╔══

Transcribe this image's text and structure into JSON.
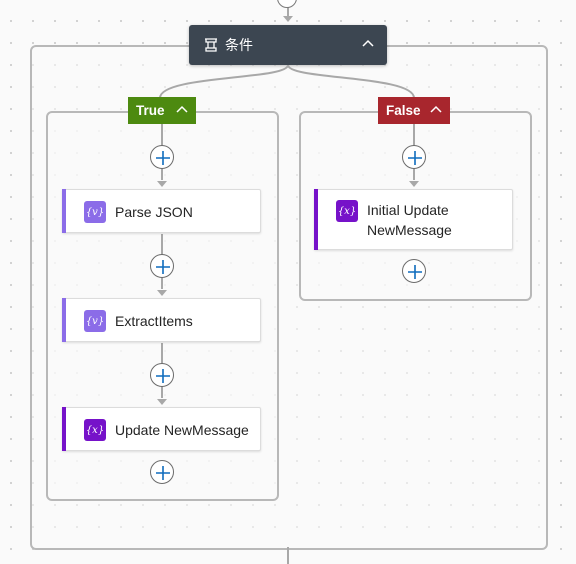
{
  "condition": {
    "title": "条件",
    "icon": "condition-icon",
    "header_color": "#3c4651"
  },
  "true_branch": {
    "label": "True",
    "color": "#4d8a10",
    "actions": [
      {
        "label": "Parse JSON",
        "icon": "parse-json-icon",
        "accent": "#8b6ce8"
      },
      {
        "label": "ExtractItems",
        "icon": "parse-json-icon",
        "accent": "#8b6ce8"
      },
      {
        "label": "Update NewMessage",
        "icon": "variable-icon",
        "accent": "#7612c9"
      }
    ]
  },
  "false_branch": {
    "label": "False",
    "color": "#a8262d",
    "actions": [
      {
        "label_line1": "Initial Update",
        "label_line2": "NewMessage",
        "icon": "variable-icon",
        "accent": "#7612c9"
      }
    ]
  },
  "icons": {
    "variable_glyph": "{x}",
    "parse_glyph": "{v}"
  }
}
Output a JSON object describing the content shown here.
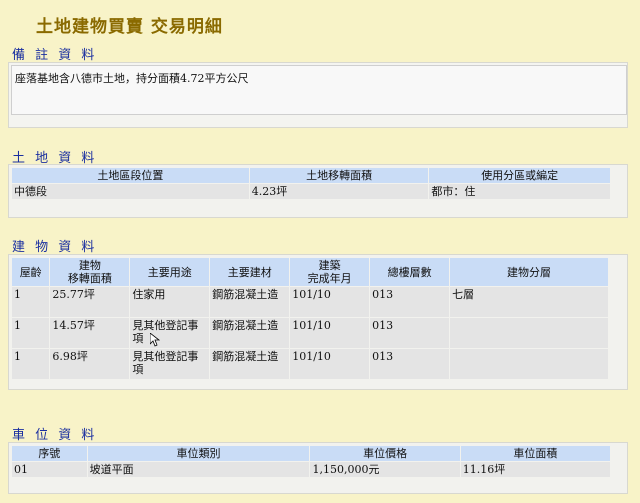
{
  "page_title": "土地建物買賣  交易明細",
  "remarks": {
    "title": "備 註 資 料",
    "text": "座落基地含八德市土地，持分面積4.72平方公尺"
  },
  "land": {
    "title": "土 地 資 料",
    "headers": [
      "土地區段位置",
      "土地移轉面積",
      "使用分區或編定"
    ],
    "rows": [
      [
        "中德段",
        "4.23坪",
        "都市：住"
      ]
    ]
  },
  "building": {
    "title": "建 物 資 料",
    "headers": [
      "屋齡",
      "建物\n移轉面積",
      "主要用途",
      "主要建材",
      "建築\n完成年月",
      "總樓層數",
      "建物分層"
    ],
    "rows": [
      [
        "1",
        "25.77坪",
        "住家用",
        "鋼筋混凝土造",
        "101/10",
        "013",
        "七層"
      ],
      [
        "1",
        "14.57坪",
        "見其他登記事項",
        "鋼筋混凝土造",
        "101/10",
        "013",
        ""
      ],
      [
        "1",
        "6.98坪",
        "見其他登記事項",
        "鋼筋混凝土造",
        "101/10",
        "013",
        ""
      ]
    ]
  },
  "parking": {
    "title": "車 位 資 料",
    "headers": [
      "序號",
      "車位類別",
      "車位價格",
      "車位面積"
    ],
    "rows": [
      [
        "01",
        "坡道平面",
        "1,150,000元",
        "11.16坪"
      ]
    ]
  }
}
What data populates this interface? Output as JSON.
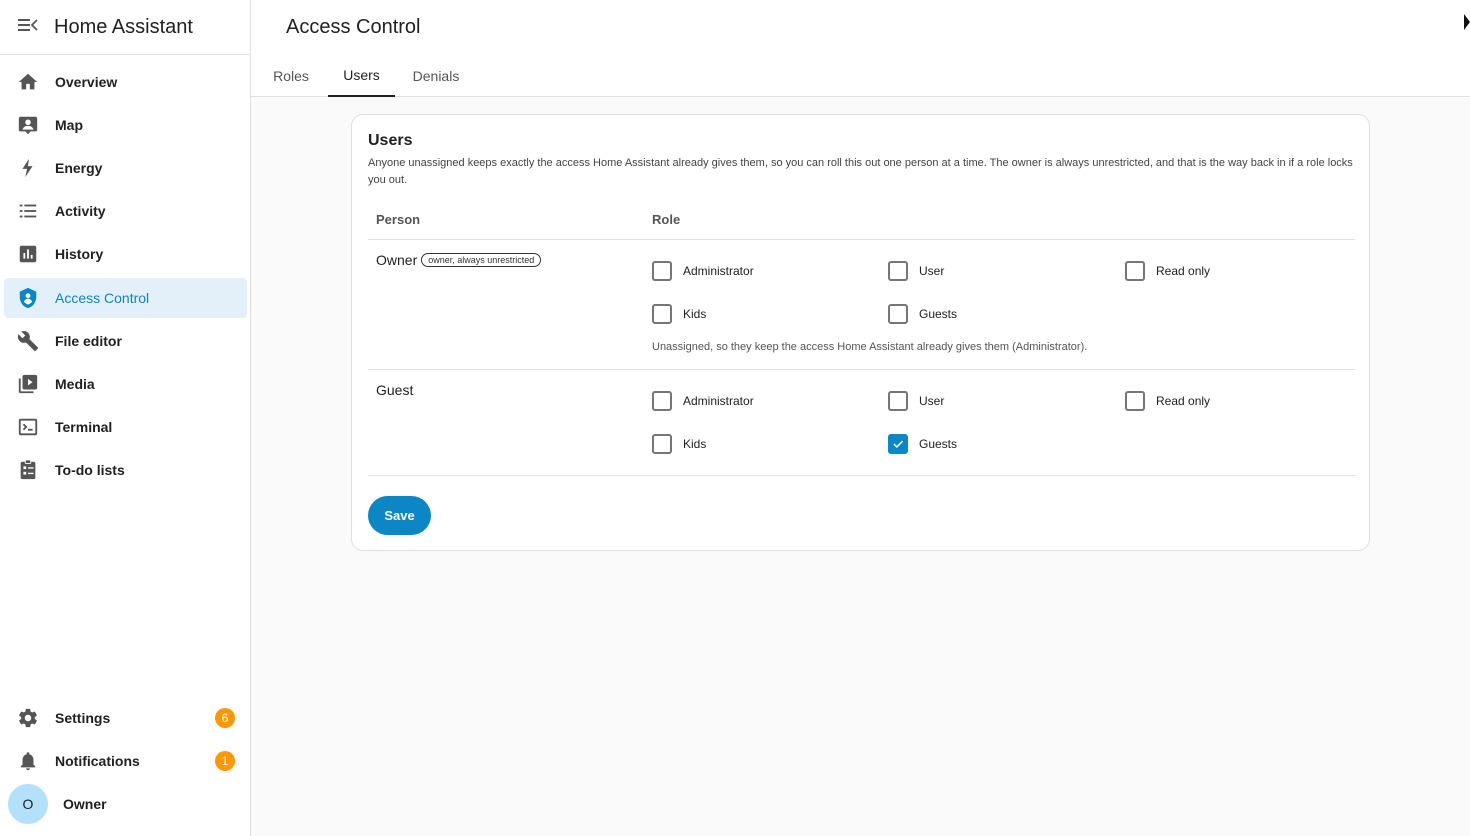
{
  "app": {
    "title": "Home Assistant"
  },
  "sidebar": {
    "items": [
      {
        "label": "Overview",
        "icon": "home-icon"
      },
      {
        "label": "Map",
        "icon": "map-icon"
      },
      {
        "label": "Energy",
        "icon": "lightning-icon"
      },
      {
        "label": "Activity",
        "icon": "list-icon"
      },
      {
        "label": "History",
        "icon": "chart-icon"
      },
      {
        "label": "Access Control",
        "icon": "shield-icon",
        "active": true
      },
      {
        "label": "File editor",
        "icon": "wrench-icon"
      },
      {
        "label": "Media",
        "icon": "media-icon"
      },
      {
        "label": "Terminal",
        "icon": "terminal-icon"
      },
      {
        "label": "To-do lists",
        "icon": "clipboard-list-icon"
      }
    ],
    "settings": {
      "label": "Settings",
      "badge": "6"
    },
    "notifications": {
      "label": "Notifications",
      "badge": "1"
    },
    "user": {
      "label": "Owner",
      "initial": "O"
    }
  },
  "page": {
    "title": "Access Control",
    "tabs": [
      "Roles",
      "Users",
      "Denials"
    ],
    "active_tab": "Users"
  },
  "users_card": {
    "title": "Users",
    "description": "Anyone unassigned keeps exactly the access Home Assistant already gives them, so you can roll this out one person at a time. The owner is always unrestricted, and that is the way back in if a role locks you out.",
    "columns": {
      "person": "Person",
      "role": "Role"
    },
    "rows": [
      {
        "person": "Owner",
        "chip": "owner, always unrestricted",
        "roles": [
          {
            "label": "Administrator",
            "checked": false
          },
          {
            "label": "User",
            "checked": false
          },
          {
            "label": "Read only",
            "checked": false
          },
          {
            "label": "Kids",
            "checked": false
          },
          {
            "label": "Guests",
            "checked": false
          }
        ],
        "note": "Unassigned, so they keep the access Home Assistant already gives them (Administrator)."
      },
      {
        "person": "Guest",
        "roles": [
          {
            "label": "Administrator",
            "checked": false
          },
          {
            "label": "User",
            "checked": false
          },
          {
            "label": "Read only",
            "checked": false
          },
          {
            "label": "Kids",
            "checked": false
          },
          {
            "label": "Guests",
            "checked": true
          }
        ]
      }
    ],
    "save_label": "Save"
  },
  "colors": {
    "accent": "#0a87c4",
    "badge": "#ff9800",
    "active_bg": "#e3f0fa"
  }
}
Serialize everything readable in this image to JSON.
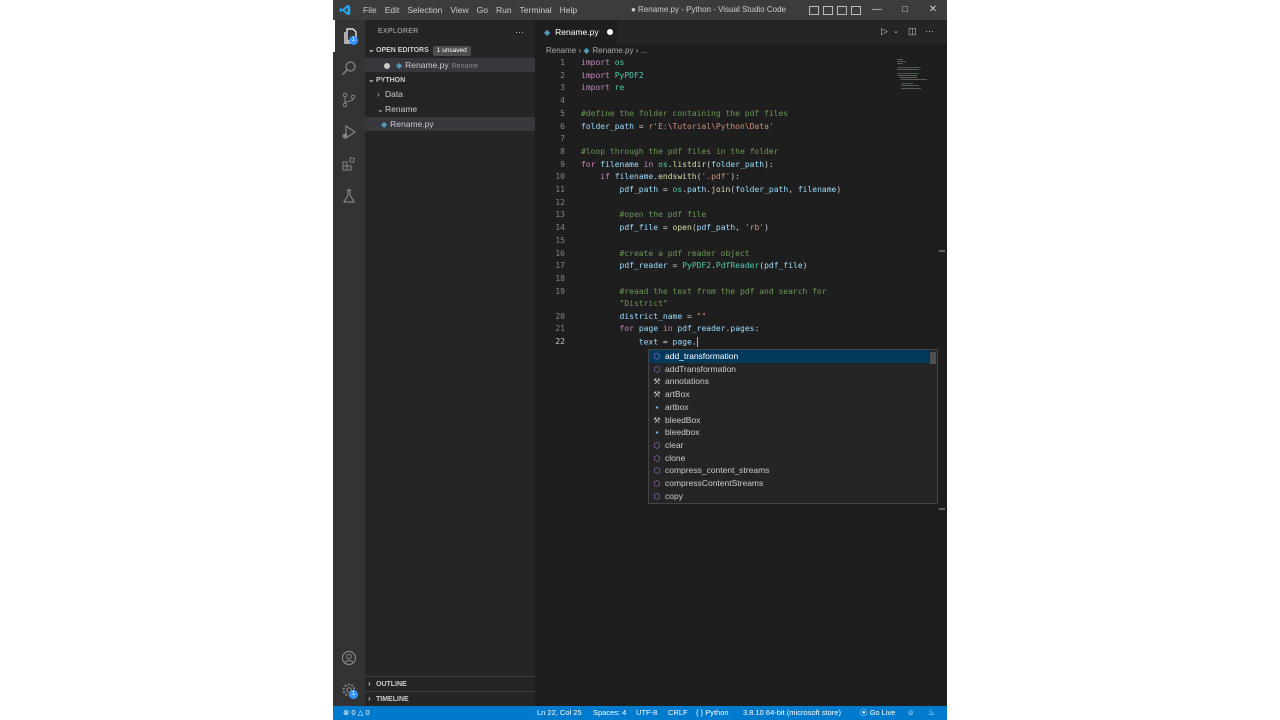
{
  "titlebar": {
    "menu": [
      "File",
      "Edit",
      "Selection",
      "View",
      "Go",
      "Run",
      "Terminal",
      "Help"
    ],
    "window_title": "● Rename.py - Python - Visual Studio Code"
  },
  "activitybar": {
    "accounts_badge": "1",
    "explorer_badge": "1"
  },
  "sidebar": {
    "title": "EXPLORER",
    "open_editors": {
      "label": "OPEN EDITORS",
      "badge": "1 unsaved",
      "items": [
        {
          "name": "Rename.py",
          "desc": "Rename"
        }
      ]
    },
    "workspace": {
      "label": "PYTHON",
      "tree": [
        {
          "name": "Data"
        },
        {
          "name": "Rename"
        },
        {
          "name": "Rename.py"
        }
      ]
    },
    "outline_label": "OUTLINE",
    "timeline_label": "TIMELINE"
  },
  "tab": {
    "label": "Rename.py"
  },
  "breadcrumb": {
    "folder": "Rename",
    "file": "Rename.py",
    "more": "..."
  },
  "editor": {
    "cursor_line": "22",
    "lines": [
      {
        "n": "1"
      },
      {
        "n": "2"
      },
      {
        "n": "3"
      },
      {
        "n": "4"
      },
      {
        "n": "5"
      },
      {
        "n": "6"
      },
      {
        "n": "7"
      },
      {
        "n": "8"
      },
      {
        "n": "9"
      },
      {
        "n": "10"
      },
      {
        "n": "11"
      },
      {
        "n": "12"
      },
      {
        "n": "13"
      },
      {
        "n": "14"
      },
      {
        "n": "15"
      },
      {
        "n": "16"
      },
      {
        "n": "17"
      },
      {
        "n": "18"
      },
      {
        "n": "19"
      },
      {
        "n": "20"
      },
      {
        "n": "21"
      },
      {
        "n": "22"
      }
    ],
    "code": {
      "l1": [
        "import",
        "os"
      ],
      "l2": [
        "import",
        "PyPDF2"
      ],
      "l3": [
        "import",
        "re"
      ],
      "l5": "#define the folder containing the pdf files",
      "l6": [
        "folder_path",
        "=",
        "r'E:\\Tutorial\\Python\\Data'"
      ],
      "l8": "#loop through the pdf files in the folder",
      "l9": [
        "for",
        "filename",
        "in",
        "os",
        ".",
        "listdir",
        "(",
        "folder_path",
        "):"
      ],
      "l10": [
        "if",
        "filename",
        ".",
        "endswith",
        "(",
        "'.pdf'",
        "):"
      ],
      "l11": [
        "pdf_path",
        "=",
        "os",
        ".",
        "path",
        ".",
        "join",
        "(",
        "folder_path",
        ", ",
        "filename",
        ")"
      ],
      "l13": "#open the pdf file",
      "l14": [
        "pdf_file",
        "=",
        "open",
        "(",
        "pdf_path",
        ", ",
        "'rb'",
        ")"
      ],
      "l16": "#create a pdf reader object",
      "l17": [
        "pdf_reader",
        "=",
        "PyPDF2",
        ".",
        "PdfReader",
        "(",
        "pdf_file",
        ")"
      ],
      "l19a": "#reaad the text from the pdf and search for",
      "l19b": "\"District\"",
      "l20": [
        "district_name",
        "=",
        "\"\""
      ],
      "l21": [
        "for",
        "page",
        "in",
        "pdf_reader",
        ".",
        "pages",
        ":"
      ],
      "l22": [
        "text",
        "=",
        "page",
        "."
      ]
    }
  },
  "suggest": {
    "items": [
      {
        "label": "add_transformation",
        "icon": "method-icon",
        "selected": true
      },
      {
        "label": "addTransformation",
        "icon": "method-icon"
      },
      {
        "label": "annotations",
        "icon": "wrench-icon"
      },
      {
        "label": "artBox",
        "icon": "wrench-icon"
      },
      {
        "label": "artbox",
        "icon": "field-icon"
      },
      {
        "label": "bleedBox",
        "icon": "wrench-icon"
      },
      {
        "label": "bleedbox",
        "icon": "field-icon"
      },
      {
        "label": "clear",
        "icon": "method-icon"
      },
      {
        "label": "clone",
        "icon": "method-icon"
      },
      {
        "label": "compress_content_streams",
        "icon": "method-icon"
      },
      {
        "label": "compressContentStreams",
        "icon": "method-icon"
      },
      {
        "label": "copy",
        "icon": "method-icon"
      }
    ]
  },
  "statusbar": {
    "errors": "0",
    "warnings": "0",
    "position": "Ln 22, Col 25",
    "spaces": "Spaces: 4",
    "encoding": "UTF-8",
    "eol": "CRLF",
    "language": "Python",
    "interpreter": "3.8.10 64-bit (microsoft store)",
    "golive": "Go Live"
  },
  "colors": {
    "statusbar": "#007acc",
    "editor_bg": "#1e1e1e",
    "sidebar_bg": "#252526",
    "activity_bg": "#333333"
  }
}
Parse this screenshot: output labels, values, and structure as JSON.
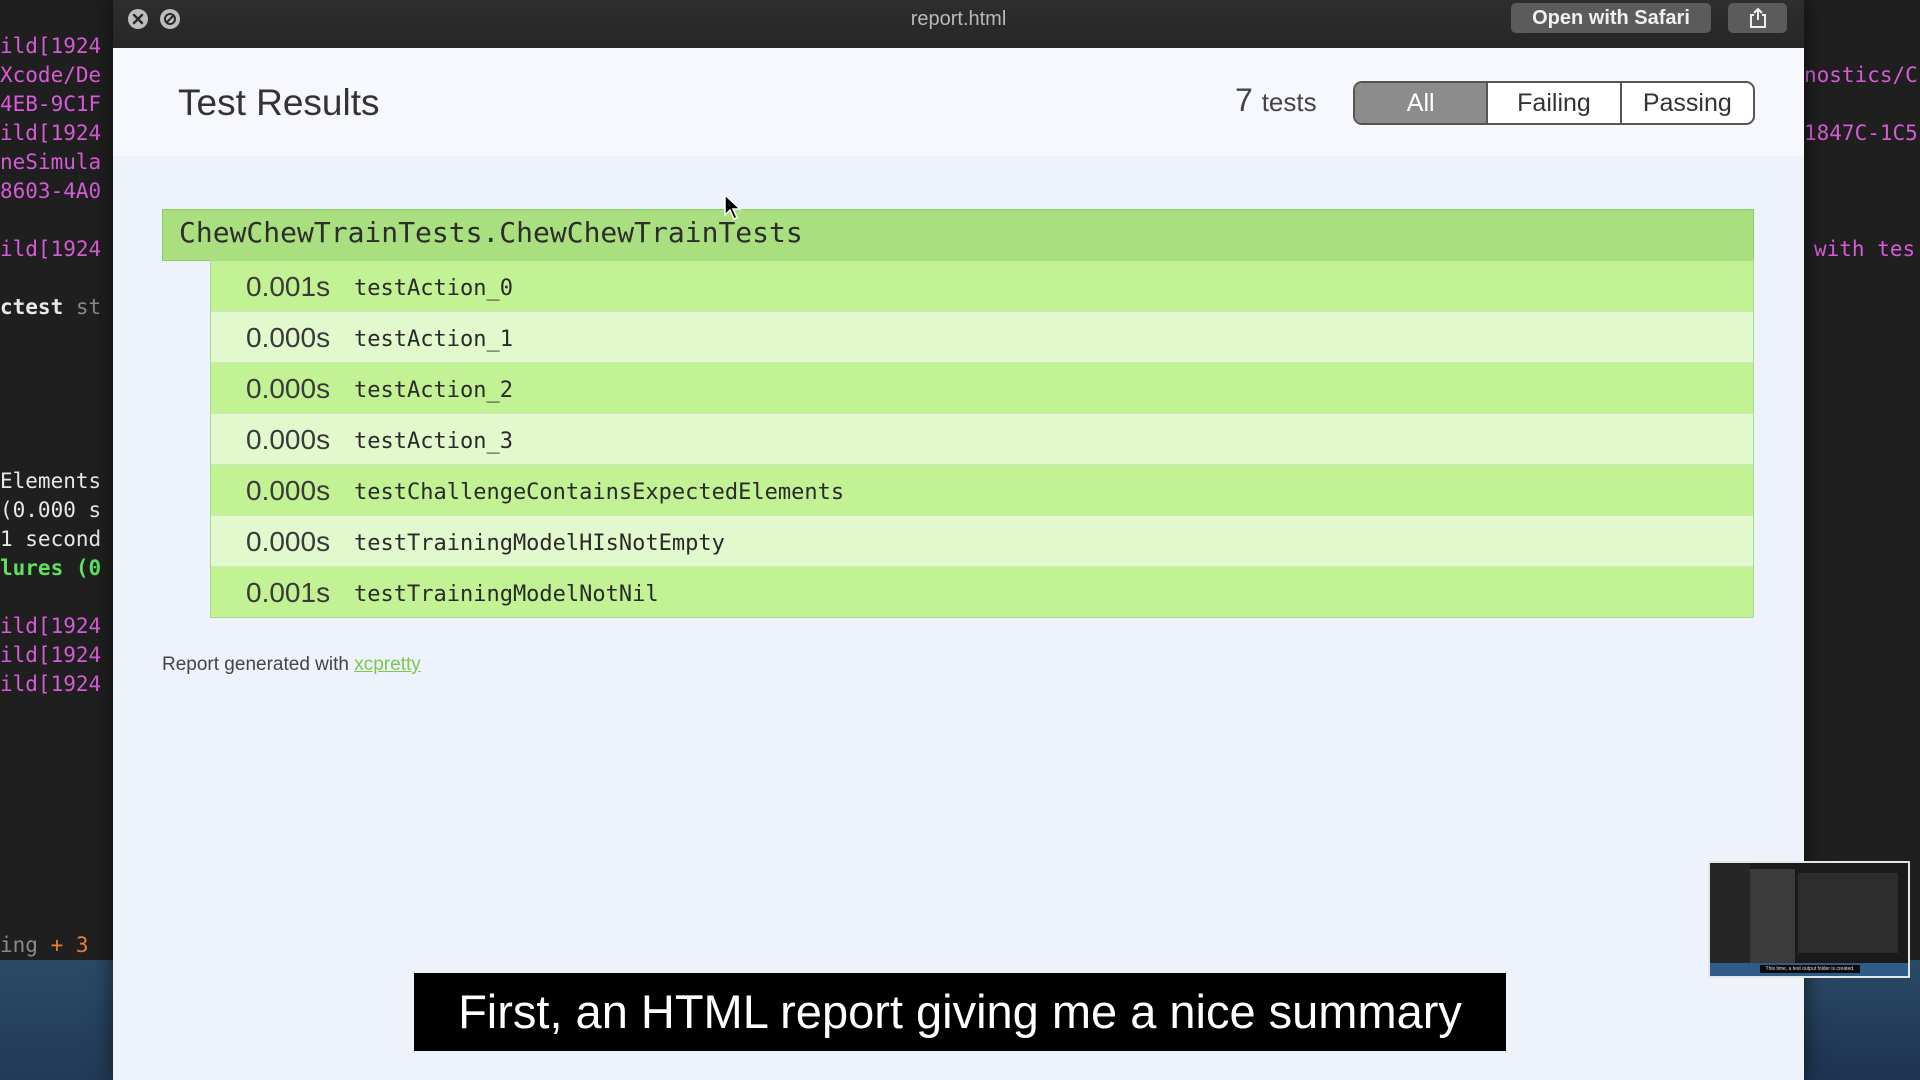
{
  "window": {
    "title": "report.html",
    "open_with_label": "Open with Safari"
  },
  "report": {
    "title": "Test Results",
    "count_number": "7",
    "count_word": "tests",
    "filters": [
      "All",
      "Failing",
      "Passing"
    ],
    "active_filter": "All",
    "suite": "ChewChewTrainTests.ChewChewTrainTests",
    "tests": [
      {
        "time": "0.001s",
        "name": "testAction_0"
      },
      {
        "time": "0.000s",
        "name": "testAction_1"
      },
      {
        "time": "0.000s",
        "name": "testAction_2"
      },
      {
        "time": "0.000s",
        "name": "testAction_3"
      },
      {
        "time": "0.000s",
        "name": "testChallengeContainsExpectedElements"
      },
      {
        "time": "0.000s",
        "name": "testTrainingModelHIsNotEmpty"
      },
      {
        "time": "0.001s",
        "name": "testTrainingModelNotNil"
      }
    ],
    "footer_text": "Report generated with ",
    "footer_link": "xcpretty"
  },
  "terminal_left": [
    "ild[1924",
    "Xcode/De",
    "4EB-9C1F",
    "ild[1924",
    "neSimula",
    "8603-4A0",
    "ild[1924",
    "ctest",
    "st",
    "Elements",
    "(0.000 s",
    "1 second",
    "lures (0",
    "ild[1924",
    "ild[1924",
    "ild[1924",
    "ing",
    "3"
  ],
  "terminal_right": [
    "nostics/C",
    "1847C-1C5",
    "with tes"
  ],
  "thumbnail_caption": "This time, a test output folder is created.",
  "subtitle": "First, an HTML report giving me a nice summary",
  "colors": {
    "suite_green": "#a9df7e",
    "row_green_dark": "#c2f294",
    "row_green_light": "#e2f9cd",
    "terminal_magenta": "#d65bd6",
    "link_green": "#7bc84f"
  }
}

╚══

Exercise goal: Take every line from the data above that holds "unrestricted" and copy it out.

Written answer:
    "description": "Anyone unassigned keeps exactly the access Home Assistant already gives them, so you can roll this out one person at a time. The owner is always unrestricted, and that is the way back in if a role locks you out.",
        "chip": "owner, always unrestricted",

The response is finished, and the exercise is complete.